• TASK BRIEF
Consider the records below. How many of their lines include the word "product"? State the number and nothing else.

(Dataset excerpts)
++++

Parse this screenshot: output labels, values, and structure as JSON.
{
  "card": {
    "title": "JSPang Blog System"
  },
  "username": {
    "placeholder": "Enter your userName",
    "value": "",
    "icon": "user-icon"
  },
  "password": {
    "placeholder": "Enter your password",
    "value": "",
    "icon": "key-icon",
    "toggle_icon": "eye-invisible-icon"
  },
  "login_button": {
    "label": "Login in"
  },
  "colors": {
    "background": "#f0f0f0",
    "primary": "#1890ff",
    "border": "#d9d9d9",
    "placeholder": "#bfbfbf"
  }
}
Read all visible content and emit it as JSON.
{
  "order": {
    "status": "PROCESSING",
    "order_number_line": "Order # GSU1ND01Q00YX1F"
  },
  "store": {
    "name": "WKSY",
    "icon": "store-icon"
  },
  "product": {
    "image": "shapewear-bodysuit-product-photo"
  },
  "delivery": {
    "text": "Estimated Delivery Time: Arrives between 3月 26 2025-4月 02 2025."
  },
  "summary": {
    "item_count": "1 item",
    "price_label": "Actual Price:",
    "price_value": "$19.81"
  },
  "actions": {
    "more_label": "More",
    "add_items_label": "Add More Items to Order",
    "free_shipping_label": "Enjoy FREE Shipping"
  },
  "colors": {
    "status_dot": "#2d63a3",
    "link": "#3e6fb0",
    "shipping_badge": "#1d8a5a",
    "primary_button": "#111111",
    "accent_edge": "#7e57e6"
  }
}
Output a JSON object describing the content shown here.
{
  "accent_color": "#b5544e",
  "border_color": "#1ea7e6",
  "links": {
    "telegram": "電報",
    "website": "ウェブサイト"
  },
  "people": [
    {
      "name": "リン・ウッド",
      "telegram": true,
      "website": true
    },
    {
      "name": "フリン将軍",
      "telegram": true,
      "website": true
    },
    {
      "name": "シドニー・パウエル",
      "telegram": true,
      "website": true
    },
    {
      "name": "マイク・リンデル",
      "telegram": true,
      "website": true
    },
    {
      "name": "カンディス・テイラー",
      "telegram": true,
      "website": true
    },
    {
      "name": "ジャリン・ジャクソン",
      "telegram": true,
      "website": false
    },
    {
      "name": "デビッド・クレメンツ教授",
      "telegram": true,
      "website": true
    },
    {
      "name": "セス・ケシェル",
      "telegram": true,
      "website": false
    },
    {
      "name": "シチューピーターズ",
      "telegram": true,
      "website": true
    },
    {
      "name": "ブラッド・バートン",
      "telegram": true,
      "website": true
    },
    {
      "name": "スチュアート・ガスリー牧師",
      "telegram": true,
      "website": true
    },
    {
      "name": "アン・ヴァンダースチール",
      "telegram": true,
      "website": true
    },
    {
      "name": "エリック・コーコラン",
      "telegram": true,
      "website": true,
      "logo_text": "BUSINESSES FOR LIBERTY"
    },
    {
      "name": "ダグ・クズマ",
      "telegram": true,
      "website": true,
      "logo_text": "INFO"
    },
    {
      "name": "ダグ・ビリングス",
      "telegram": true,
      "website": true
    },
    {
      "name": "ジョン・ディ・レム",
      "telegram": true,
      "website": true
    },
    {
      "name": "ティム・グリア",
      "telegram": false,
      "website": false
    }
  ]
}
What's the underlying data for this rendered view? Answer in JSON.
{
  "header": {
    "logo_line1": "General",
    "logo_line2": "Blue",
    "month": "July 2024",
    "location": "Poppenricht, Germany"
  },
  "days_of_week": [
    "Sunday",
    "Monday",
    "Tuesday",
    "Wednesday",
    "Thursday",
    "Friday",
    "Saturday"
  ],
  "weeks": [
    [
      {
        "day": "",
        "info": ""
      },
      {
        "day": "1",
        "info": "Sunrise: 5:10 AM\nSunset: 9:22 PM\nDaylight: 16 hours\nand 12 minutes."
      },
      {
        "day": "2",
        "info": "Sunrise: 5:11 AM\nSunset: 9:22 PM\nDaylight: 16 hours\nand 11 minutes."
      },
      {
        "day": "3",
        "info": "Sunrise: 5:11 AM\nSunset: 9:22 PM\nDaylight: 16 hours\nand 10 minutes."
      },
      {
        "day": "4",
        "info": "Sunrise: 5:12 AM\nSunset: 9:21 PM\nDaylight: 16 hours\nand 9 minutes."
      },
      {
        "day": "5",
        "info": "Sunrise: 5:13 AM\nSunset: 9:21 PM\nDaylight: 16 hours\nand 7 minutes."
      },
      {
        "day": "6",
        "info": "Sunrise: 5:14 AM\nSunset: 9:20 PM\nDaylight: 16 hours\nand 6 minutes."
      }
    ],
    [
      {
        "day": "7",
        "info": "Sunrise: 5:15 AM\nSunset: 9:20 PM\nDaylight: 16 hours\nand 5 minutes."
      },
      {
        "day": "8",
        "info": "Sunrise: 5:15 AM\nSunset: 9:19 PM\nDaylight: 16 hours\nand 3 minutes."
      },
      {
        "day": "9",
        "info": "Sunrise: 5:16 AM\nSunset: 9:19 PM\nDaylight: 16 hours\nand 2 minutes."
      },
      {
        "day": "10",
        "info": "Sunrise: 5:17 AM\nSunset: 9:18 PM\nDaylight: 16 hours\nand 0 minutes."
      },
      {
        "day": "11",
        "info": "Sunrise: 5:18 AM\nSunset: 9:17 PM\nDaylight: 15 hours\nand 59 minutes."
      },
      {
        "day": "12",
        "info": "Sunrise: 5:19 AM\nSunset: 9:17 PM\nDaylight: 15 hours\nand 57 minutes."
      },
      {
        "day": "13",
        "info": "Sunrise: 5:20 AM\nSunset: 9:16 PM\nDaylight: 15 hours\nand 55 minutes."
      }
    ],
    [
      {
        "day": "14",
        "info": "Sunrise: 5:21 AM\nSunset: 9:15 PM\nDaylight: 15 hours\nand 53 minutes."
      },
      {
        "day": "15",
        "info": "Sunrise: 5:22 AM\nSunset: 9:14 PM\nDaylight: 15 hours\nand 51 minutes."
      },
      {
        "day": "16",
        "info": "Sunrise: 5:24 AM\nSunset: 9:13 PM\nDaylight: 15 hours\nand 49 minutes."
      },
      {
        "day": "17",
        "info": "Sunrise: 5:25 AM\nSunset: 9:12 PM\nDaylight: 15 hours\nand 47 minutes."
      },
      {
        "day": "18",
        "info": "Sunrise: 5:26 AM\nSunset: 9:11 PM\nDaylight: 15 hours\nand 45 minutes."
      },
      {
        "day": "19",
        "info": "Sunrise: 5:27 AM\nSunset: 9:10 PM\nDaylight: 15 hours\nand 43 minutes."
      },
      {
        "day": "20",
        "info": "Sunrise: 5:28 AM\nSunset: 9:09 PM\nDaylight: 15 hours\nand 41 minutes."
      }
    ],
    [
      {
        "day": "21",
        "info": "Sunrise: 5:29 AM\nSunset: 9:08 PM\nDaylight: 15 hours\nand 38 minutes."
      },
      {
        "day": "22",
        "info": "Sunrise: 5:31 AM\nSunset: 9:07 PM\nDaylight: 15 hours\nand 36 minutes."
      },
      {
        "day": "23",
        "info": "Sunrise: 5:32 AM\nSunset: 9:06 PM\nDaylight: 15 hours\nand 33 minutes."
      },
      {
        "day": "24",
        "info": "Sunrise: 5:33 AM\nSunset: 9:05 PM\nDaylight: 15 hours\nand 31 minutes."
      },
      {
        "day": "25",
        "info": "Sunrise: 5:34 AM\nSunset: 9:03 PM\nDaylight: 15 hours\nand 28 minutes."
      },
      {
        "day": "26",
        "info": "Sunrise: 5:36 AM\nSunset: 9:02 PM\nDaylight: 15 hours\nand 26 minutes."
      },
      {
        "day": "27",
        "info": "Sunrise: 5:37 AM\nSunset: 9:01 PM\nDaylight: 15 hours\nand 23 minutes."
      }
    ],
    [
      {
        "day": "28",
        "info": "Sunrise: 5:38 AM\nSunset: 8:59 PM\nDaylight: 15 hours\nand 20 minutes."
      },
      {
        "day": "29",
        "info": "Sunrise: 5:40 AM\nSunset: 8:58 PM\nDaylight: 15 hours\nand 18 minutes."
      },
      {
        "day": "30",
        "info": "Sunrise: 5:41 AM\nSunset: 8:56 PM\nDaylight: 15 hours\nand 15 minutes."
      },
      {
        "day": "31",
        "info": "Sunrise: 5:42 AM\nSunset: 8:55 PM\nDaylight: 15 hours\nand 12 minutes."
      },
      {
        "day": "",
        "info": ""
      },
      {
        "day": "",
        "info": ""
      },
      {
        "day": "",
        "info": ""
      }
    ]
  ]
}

++++

• SOLVED PROBLEM
2